Extracts from a graphics dataset —
• • • • •
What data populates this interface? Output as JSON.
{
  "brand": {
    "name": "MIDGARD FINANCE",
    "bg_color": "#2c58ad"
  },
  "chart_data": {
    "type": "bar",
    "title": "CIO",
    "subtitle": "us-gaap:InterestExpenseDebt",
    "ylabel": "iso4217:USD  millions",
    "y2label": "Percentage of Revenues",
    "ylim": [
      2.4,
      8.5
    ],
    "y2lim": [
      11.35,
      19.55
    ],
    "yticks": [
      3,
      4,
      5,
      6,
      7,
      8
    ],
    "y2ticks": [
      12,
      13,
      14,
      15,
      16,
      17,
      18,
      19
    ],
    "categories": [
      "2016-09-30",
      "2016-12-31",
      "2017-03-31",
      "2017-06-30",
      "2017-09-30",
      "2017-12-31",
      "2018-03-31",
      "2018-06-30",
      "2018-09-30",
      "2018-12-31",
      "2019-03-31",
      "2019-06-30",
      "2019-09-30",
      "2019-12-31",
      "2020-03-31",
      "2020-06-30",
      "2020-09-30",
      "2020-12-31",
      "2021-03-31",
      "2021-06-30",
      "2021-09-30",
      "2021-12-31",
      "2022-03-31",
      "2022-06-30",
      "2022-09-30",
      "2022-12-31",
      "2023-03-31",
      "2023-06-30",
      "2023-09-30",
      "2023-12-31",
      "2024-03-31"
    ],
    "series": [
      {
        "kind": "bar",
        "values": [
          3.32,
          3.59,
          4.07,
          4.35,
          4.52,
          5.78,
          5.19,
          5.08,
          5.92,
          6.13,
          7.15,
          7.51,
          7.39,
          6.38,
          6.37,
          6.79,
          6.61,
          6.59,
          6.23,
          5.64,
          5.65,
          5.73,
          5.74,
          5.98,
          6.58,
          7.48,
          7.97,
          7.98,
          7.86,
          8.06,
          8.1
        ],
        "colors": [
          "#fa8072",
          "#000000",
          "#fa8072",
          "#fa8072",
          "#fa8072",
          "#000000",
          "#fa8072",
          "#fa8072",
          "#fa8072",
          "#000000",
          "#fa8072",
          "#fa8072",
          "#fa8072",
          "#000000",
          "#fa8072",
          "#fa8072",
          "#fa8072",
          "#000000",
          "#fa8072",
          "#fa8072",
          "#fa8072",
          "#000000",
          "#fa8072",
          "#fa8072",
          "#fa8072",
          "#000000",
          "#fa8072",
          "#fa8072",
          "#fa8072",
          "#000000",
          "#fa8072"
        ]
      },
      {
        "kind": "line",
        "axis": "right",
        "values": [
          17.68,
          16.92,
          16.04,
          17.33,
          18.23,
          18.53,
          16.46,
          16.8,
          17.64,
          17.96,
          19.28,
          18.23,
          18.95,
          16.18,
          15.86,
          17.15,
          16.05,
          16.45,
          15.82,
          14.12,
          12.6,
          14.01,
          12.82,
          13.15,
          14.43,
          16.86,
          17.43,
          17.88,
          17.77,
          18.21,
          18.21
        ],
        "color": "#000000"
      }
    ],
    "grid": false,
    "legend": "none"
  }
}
• • • • •
Your task is to repeat each line of the material exactly.

What data populates this interface? Output as JSON.
{
  "brand": {
    "name": "MIDGARD FINANCE",
    "bg_color": "#2c58ad"
  },
  "chart_data": {
    "type": "bar",
    "title": "CIO",
    "subtitle": "us-gaap:InterestExpenseDebt",
    "ylabel": "iso4217:USD  millions",
    "y2label": "Percentage of Revenues",
    "ylim": [
      2.4,
      8.5
    ],
    "y2lim": [
      11.35,
      19.55
    ],
    "yticks": [
      3,
      4,
      5,
      6,
      7,
      8
    ],
    "y2ticks": [
      12,
      13,
      14,
      15,
      16,
      17,
      18,
      19
    ],
    "categories": [
      "2016-09-30",
      "2016-12-31",
      "2017-03-31",
      "2017-06-30",
      "2017-09-30",
      "2017-12-31",
      "2018-03-31",
      "2018-06-30",
      "2018-09-30",
      "2018-12-31",
      "2019-03-31",
      "2019-06-30",
      "2019-09-30",
      "2019-12-31",
      "2020-03-31",
      "2020-06-30",
      "2020-09-30",
      "2020-12-31",
      "2021-03-31",
      "2021-06-30",
      "2021-09-30",
      "2021-12-31",
      "2022-03-31",
      "2022-06-30",
      "2022-09-30",
      "2022-12-31",
      "2023-03-31",
      "2023-06-30",
      "2023-09-30",
      "2023-12-31",
      "2024-03-31"
    ],
    "series": [
      {
        "kind": "bar",
        "values": [
          3.32,
          3.59,
          4.07,
          4.35,
          4.52,
          5.78,
          5.19,
          5.08,
          5.92,
          6.13,
          7.15,
          7.51,
          7.39,
          6.38,
          6.37,
          6.79,
          6.61,
          6.59,
          6.23,
          5.64,
          5.65,
          5.73,
          5.74,
          5.98,
          6.58,
          7.48,
          7.97,
          7.98,
          7.86,
          8.06,
          8.1
        ],
        "colors": [
          "#fa8072",
          "#000000",
          "#fa8072",
          "#fa8072",
          "#fa8072",
          "#000000",
          "#fa8072",
          "#fa8072",
          "#fa8072",
          "#000000",
          "#fa8072",
          "#fa8072",
          "#fa8072",
          "#000000",
          "#fa8072",
          "#fa8072",
          "#fa8072",
          "#000000",
          "#fa8072",
          "#fa8072",
          "#fa8072",
          "#000000",
          "#fa8072",
          "#fa8072",
          "#fa8072",
          "#000000",
          "#fa8072",
          "#fa8072",
          "#fa8072",
          "#000000",
          "#fa8072"
        ]
      },
      {
        "kind": "line",
        "axis": "right",
        "values": [
          17.68,
          16.92,
          16.04,
          17.33,
          18.23,
          18.53,
          16.46,
          16.8,
          17.64,
          17.96,
          19.28,
          18.23,
          18.95,
          16.18,
          15.86,
          17.15,
          16.05,
          16.45,
          15.82,
          14.12,
          12.6,
          14.01,
          12.82,
          13.15,
          14.43,
          16.86,
          17.43,
          17.88,
          17.77,
          18.21,
          18.21
        ],
        "color": "#000000"
      }
    ],
    "grid": false,
    "legend": "none"
  }
}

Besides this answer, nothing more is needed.